- [THE EXERCISE]: Search the listing below for the word "Duvet" and copy each line that holds it.

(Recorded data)
^^^^^^^^^^^^^^^^
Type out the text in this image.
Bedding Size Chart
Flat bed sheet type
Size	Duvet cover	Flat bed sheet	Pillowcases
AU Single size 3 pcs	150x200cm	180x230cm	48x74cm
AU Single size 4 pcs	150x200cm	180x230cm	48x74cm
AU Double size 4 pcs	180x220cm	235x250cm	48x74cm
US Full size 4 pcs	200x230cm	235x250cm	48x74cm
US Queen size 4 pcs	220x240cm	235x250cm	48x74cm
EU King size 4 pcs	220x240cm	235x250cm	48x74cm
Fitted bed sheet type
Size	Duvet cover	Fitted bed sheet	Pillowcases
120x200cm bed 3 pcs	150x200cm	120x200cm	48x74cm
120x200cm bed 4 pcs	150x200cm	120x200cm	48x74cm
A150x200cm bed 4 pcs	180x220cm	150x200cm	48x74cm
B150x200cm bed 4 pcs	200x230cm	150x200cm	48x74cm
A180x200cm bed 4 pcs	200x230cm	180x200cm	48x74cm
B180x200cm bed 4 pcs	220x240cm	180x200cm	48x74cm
^^^^^^^^^^^^^^^^
- [TASK RESPONSE]:
Size	Duvet cover	Flat bed sheet	Pillowcases
Size	Duvet cover	Fitted bed sheet	Pillowcases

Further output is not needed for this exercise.